Dataset rows ->
○ ○ ○

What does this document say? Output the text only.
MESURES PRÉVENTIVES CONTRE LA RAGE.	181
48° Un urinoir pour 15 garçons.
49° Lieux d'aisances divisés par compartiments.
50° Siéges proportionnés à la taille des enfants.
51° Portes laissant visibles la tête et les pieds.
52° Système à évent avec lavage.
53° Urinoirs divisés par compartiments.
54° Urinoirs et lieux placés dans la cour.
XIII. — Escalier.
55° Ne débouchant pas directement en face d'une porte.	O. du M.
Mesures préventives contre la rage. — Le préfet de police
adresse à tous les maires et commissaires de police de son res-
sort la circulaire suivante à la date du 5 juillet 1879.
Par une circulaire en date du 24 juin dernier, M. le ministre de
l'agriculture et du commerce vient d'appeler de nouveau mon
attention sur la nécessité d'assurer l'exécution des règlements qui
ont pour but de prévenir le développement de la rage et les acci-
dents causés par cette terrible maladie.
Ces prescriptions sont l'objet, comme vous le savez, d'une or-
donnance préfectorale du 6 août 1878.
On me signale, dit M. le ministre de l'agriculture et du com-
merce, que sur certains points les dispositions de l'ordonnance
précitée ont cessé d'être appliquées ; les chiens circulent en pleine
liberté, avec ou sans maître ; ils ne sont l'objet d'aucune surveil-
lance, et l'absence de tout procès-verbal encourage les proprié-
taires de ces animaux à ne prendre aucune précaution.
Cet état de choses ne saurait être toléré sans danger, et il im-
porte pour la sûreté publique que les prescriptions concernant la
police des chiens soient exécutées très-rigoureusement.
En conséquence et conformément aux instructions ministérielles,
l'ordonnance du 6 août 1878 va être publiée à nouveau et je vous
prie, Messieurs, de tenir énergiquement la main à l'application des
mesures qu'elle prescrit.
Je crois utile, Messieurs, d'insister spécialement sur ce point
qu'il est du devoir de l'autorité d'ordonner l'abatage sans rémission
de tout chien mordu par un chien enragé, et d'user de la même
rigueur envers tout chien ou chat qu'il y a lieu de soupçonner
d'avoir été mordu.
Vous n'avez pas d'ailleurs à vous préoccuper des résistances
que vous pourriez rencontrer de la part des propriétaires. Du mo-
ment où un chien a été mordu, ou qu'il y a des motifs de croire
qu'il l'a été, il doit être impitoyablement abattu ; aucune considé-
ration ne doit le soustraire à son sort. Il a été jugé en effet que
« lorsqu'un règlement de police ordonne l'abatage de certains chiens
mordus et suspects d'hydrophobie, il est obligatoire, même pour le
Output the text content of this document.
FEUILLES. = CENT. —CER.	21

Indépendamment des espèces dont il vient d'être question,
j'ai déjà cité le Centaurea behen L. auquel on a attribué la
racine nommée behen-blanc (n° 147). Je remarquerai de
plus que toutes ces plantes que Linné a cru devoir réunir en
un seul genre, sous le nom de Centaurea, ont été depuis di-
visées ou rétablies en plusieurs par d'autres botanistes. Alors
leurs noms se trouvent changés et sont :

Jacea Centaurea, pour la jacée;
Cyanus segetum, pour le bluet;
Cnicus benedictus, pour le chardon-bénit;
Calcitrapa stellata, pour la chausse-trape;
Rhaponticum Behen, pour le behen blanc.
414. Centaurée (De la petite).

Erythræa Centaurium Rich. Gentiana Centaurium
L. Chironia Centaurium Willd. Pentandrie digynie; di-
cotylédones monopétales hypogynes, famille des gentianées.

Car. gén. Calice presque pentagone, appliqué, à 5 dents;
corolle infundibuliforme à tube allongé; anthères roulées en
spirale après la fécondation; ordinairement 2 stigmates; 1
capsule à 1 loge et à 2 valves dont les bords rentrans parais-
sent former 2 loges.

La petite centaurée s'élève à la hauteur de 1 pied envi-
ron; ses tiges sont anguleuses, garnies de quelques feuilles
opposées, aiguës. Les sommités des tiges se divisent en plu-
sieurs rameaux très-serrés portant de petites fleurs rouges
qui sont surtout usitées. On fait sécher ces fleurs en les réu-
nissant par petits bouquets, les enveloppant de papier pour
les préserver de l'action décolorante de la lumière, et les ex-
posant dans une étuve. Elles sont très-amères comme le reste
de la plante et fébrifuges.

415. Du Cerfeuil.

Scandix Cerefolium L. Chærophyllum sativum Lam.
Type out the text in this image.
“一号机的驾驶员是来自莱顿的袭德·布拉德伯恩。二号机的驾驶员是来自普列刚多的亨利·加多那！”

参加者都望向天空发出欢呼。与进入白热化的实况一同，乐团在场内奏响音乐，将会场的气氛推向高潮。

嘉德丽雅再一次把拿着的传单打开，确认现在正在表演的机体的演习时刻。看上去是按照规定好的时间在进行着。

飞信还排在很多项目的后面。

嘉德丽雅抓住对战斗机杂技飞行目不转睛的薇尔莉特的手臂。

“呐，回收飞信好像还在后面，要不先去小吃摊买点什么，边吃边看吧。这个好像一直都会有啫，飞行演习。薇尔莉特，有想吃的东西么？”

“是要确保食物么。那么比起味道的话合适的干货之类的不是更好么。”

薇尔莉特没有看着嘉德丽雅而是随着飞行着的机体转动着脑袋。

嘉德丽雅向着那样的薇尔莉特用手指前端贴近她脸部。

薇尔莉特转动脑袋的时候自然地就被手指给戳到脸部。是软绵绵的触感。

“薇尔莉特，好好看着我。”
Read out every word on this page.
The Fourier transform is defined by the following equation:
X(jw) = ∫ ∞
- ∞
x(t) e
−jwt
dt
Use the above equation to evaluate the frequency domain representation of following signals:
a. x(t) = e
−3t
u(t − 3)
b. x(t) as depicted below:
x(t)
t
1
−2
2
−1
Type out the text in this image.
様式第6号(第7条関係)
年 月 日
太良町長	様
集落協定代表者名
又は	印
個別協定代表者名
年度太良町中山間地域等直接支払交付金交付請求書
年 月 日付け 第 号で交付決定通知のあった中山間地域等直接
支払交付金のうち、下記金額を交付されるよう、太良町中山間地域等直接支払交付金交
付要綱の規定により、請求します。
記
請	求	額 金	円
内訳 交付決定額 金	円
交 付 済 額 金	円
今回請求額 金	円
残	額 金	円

○ ○ ○

Objective -> Find the lines holding "compartiments" and list every one.

Full response ->
49° Lieux d'aisances divisés par compartiments.
53° Urinoirs divisés par compartiments.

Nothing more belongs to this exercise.